Tasks to perform:
1 – Decide whether each statement below agrees with the asset manifest text. Answer yes or no for each, quoting the words from the text that settle it.
(a) The mtime field gives a file's last modified time in milliseconds.
(b) Paths are sorted before the manifest is converted to a JSON string.
(c) When manifests are aggregated for job downloads, later tasks can overwrite the output of earlier tasks.
2 – Carry on writing the asset manifest text, starting after its final sentence.

Text passage:

###

These snapshots are encapsulated in one or more asset_manifests. Asset manifests include the local file path and associated hash of every file included in the submission, plus some metadata such as the file size and last modified time. Asset manifests are uploaded to your job attachments S3 bucket alongside your files.

When starting work, the worker downloads the manifest associated with your job, and recreates the file structure of your submission locally, either downloading all files at once, or as needed if using the virtual job attachments filesystem type. When a task completes, the worker creates a new manifest for any outputs that were specified in the job submission, and uploads the manifest and the outputs back to your S3 bucket.

Manifest files are written to a manifests directory within each job bundle that is added to the job history if submitted through the GUI (default: ~/.deadline/job_history). A corresponding manifest_s3_mapping file is created alongside manifests, which specifies each local manifest file with the S3 manifest path in the submitted job's job attachments metadata.

Manifest Format

Asset manifests are JSON documents that follow a specific schema. The current manifest version is 2023-03-03 and has the following structure:

{
    "manifestVersion": "2023-03-03",
    "hashAlg": "xxh128",
    "totalSize": 12345,
    "paths": [
        {
            "path": "relative/path/to/file1.txt",
            "hash": "abcdef1234567890",
            "size": 1024,
            "mtime": 1678012345000000
        },
        {
            "path": "relative/path/to/file2.png",
            "hash": "0987654321fedcba",
            "size": 11321,
            "mtime": 1678012346000000
        }
    ]
}

The components of the manifest are:

  • manifestVersion: The version of the manifest schema (currently "2023-03-03")
  • hashAlg: The algorithm used to hash the files (currently only "xxh128" is supported)
  • totalSize: The sum of all file sizes in bytes
  • paths: An array of file entries, each containing:
  • path: The relative path to the file from the root directory
  • hash: The hash of the file contents using the specified algorithm
  • size: The file size in bytes
  • mtime: The file's last modified time as epoch time in microseconds

The manifest is canonicalized (with paths sorted) before being converted to a JSON string, which ensures consistent hashing and comparison of manifests.

Manifest Aggregation for Job Downloads

When downloading job outputs, the system aggregates manifests across task outputs. Manifests are aggregated by keeping only the latest version of each file. Keeping the latest file allows task outputs to override job inputs and later tasks to overwrite output of earlier tasks.

###

Material:
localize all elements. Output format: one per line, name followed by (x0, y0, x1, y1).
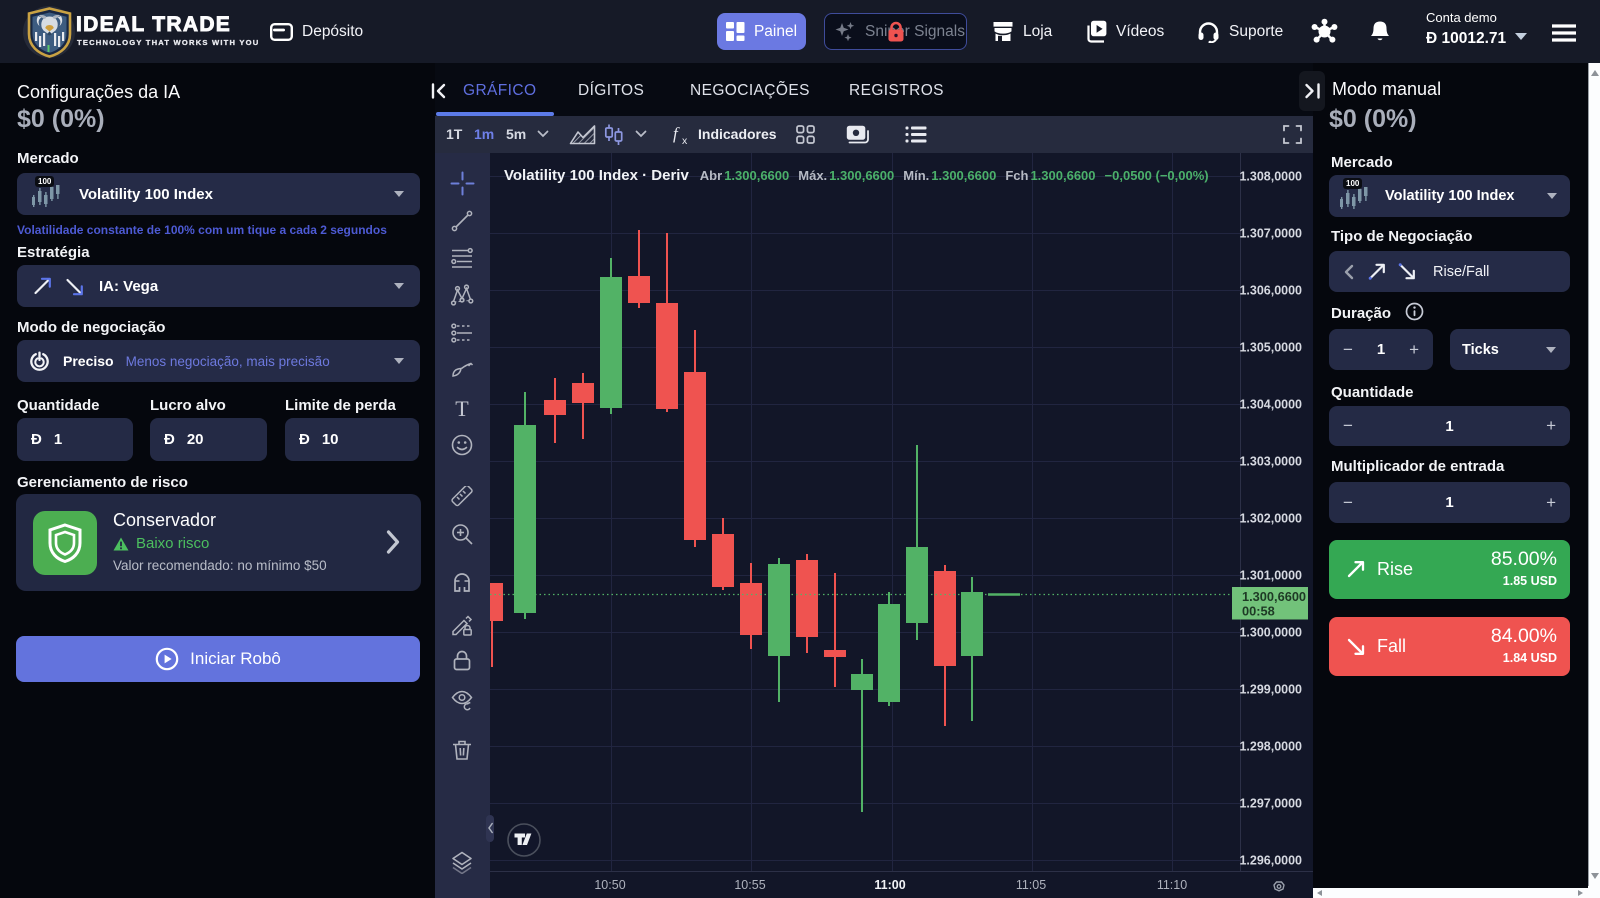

###

Answers in order:
1 –
(a) No: "mtime: The file's last modified time as epoch time in microseconds"
(b) Yes: "The manifest is canonicalized (with paths sorted) before being converted to a JSON string"
(c) Yes: "Keeping the latest file allows task outputs to override job inputs and later tasks to overwrite output of earlier tasks."

2 –
Local Cache Files

In order to further improve submission time, there are currently two local caches, which are simple SQLite databases that cache file information locally. These include:

  1. Hash Cache: a cache recording a file name and corresponding hash of its contents at a specific time. If a file does not exist in the hash cache, or its last modified time is later than the time in the cache, the file will be hashed and the cache updated.

  2. S3 Check Cache: a 'last seen on S3' cache that records the last time that a specific S3 object was seen. For the case of this library, this will just be a hash and a timestamp of the last time that hash was seen in S3. If a hash does not exist in the cache, or the last check time is expired (currently after 30 days), an S3 head object API call will be made to check if the hash exists in your S3 bucket, and if so, will write to the cache.

Protocol Handler

On Windows and Linux operating systems, you can choose to install the Deadline CLI protocol handler in order to run AWS Deadline Cloud commands sent from a web browser. Of note is the ability to download job attachments outputs from your jobs through the AWS Deadline Cloud monitor.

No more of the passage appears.